§ **MATERIAL TO PROCESS**:

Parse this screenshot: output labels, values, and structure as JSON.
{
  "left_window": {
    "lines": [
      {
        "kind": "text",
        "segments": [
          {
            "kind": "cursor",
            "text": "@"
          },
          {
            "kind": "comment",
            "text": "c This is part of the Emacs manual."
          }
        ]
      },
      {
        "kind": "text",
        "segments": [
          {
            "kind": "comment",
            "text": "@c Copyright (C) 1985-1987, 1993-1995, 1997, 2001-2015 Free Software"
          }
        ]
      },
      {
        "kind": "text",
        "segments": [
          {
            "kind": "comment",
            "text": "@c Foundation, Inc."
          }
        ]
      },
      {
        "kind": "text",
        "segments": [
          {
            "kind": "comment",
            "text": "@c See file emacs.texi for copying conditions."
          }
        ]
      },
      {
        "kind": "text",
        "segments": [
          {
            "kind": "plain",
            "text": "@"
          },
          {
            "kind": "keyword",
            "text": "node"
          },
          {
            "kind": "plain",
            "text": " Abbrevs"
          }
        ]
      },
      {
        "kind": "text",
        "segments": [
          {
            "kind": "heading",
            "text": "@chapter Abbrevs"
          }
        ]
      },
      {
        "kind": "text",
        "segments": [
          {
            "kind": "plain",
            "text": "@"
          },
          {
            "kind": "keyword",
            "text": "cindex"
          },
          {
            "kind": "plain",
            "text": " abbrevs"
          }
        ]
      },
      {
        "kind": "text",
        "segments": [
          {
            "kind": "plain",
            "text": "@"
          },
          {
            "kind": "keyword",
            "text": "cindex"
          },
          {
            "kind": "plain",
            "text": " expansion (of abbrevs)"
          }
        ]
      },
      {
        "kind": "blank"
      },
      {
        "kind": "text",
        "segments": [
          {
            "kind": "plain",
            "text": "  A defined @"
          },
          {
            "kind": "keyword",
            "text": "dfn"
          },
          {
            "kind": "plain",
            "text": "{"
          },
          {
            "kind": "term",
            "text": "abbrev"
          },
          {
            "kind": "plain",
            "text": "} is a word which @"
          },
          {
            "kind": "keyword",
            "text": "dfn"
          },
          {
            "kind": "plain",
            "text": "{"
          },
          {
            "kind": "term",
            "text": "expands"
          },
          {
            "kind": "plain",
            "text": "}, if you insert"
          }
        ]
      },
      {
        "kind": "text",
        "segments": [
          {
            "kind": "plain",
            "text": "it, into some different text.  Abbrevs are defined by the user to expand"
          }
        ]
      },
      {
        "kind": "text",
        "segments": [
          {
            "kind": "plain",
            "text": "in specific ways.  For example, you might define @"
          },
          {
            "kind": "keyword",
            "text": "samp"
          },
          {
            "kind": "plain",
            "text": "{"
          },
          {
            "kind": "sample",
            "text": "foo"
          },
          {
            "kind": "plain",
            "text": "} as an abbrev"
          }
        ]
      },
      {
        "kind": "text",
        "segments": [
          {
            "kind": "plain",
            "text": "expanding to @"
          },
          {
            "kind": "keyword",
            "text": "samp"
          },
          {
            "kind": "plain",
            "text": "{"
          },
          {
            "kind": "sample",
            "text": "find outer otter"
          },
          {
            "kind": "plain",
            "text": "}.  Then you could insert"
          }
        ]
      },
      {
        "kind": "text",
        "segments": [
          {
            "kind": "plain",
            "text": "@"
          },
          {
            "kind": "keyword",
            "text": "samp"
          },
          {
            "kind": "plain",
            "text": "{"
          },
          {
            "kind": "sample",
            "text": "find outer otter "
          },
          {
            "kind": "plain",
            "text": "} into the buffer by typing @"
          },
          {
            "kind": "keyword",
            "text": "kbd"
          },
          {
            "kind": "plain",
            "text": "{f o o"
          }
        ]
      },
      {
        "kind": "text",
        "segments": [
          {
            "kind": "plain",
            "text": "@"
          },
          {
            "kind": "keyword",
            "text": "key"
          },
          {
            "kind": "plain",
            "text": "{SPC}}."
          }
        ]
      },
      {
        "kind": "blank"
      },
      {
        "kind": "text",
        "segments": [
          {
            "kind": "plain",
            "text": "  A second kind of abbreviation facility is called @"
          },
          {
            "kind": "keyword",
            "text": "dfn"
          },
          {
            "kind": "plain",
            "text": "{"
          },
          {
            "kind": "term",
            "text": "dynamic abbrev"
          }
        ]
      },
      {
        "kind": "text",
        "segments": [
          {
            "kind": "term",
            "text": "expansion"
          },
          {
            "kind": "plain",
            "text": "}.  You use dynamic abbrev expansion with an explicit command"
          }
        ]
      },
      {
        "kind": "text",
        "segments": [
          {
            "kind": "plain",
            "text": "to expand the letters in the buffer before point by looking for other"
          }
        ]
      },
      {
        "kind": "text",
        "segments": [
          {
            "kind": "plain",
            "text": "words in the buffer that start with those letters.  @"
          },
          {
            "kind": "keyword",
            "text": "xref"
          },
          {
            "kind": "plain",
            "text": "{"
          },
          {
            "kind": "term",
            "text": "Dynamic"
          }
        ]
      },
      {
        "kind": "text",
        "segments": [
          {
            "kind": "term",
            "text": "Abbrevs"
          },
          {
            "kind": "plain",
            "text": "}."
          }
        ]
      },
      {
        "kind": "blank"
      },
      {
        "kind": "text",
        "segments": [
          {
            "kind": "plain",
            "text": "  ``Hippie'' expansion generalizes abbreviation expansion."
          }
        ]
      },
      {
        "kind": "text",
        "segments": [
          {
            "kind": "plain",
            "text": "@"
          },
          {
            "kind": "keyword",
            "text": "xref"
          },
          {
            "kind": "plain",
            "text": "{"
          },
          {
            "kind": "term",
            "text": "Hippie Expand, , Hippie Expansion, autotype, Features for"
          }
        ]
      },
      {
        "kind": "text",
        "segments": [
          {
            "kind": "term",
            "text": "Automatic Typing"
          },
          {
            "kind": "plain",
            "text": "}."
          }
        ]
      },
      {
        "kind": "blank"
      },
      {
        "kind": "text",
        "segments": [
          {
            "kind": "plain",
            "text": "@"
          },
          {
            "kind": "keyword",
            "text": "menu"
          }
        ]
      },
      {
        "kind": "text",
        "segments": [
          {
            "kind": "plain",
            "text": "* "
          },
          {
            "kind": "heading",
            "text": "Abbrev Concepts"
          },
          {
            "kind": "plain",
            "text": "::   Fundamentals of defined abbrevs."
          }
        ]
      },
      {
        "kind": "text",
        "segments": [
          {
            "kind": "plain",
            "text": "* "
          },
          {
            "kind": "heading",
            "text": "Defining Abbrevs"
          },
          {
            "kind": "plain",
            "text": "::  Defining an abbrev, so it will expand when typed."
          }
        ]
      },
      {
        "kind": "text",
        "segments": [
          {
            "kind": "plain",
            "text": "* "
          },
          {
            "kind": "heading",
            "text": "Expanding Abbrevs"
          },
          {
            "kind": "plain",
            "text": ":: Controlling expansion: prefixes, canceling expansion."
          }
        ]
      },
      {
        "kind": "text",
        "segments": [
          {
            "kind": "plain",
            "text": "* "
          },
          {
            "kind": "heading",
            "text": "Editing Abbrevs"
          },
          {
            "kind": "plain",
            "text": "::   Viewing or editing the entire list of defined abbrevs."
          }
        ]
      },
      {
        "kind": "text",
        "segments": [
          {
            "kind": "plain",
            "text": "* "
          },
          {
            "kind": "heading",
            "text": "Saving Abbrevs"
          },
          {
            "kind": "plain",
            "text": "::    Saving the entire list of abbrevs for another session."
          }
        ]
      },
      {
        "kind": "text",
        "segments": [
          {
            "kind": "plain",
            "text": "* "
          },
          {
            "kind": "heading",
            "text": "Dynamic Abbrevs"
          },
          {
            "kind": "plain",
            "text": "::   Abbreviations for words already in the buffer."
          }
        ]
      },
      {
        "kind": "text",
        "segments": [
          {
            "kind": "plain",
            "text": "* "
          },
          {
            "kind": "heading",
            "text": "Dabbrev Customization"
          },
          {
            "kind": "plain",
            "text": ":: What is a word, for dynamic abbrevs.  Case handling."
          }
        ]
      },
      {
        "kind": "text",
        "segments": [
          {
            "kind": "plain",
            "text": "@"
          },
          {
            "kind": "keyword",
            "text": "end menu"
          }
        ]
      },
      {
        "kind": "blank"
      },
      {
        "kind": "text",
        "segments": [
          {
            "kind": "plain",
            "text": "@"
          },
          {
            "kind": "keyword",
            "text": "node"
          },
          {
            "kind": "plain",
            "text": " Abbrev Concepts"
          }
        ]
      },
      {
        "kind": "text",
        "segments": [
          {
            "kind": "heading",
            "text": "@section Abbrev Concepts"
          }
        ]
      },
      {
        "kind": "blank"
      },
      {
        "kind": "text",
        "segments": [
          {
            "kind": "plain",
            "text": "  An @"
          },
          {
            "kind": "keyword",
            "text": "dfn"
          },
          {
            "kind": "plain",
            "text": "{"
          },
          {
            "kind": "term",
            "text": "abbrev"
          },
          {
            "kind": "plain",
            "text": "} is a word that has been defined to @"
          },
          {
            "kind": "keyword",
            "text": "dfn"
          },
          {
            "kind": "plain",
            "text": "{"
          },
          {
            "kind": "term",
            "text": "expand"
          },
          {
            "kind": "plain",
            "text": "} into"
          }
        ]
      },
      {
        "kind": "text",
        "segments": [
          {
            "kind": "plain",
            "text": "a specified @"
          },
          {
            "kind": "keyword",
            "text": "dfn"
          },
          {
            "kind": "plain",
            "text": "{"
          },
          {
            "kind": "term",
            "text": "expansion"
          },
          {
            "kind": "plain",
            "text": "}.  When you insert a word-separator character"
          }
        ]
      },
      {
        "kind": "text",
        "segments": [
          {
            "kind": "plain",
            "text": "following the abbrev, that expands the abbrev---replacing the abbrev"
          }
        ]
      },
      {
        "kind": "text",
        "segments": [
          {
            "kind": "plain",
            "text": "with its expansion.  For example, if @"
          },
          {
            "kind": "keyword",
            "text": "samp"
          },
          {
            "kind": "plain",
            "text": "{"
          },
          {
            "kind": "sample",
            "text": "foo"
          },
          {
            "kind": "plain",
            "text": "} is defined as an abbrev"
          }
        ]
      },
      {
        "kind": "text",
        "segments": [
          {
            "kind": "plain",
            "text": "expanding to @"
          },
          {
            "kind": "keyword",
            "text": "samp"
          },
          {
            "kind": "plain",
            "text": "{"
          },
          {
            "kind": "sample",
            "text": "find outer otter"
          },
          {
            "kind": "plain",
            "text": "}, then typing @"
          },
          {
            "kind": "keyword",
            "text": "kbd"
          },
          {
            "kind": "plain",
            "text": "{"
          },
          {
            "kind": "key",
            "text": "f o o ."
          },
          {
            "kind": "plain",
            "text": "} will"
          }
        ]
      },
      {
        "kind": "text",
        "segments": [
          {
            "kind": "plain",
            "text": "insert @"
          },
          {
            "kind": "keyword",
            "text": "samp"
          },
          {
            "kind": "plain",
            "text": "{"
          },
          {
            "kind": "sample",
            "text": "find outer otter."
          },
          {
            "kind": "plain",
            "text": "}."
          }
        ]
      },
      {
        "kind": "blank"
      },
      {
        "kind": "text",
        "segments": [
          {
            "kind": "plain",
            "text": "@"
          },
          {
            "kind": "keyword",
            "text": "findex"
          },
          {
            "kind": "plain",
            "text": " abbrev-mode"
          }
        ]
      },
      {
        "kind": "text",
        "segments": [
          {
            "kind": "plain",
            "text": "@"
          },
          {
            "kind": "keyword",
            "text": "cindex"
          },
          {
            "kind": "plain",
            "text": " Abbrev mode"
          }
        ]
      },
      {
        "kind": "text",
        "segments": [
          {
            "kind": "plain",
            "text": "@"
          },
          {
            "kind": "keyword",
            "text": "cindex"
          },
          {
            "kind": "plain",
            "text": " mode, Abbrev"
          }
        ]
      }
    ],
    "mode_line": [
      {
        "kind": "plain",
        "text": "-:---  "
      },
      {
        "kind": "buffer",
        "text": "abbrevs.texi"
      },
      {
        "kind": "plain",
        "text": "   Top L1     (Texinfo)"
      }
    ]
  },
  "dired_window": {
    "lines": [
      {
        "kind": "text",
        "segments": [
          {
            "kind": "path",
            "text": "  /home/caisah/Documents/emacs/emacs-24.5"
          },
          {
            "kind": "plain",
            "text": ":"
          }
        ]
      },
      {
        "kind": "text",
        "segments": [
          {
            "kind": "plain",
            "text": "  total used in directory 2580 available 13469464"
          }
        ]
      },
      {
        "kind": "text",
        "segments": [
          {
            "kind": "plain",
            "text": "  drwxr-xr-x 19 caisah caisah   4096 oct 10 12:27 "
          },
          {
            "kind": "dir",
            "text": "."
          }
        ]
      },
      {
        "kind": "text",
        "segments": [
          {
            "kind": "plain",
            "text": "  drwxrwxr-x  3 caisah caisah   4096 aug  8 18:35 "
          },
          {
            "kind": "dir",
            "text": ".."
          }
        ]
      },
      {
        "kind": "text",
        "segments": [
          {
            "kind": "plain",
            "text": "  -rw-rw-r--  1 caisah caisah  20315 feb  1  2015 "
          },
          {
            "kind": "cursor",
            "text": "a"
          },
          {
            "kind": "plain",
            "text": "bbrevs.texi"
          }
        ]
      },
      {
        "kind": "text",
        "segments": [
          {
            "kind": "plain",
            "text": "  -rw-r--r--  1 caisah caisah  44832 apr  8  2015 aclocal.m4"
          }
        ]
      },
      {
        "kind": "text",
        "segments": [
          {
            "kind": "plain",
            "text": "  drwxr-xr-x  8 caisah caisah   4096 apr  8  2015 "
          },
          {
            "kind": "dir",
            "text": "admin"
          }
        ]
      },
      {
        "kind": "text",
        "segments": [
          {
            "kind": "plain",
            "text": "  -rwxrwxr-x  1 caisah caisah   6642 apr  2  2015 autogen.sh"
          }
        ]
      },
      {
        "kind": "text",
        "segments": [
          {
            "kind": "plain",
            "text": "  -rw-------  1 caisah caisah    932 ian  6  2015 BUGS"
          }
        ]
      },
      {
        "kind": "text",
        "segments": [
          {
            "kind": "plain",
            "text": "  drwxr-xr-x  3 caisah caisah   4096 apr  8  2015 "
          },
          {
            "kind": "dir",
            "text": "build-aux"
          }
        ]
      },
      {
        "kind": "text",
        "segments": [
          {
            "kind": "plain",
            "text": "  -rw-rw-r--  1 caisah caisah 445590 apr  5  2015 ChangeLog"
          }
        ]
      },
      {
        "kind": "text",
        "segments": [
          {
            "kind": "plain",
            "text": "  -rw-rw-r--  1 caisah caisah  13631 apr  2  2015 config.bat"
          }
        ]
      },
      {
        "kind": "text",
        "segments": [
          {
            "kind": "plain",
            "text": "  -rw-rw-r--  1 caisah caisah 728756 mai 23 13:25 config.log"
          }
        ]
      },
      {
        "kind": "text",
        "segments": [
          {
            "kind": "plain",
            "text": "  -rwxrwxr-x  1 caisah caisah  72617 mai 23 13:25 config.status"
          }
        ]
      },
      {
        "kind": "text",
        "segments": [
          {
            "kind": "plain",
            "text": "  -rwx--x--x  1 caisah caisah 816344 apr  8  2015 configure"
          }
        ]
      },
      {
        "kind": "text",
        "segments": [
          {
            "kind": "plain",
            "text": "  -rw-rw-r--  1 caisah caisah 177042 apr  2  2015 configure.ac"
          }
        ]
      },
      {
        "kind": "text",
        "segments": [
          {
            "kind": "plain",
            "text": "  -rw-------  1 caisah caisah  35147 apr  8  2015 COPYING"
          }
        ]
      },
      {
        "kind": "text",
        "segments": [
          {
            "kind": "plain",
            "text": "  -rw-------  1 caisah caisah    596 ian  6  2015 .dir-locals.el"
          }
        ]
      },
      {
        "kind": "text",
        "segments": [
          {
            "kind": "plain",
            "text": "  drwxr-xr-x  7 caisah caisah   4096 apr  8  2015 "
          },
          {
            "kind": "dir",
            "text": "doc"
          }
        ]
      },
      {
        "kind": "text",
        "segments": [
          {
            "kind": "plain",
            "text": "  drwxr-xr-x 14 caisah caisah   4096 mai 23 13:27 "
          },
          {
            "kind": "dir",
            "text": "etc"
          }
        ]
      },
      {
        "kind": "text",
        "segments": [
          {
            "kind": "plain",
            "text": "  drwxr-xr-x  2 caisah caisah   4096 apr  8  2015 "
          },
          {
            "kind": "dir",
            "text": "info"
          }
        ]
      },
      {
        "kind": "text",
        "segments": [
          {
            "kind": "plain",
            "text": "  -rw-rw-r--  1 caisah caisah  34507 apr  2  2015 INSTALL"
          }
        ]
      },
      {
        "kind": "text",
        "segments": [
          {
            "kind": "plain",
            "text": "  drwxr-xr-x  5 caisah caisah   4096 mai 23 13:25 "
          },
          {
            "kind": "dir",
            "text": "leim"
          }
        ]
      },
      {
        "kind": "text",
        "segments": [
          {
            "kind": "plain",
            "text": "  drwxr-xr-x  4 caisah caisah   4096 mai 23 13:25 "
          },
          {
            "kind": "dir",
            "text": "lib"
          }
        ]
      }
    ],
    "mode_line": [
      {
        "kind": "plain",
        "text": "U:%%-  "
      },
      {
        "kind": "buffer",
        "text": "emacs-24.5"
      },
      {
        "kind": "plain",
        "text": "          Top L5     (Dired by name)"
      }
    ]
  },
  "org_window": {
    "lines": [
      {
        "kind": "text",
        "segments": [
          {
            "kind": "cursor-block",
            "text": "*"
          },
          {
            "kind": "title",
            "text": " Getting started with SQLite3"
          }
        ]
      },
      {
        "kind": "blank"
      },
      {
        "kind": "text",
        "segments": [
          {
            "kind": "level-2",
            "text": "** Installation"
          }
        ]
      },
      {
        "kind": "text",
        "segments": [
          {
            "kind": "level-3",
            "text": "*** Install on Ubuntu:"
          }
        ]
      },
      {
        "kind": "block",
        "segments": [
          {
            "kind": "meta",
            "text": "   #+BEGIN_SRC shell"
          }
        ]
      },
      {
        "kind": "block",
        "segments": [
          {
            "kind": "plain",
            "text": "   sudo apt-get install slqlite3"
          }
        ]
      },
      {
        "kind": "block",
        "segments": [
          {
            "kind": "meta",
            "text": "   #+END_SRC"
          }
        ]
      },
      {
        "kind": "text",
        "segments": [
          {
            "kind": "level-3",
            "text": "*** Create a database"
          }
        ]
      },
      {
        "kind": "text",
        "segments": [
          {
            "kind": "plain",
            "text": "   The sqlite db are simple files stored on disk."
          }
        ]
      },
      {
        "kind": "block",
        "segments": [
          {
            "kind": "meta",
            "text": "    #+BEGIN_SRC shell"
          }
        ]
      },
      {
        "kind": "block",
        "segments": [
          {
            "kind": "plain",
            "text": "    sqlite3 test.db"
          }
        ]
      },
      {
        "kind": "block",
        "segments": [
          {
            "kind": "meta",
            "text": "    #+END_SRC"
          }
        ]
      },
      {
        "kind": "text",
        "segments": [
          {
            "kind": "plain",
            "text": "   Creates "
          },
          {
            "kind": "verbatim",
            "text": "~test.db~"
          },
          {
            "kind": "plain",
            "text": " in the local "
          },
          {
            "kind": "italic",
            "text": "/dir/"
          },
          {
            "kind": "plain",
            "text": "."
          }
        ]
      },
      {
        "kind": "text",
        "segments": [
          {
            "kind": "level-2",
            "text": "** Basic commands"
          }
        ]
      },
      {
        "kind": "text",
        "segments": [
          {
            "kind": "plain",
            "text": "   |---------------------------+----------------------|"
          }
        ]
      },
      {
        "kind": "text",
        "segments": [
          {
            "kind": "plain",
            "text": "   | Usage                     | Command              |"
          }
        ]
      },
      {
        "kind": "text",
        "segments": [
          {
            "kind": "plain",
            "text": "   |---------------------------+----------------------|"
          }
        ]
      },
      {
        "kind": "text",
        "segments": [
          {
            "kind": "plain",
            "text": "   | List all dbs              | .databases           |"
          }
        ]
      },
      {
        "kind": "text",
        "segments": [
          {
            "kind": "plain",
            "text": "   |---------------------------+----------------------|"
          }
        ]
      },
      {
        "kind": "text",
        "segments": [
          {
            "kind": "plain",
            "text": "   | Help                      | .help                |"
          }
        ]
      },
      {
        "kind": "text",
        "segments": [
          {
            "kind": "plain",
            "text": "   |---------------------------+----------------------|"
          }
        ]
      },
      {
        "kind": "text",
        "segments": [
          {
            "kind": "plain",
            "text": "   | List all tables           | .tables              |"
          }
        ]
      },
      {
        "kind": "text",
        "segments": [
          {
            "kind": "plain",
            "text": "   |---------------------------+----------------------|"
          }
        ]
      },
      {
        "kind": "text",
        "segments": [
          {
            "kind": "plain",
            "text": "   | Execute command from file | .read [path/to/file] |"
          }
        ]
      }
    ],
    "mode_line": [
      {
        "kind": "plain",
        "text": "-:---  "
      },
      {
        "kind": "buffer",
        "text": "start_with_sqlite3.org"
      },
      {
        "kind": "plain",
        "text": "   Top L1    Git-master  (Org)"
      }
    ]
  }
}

§ **GIVEN PROBLEM**:
How many lines of these entries contain "configure"? Answer with the number and nothing else.

§ **SOLUTION TO THIS PROBLEM**:
2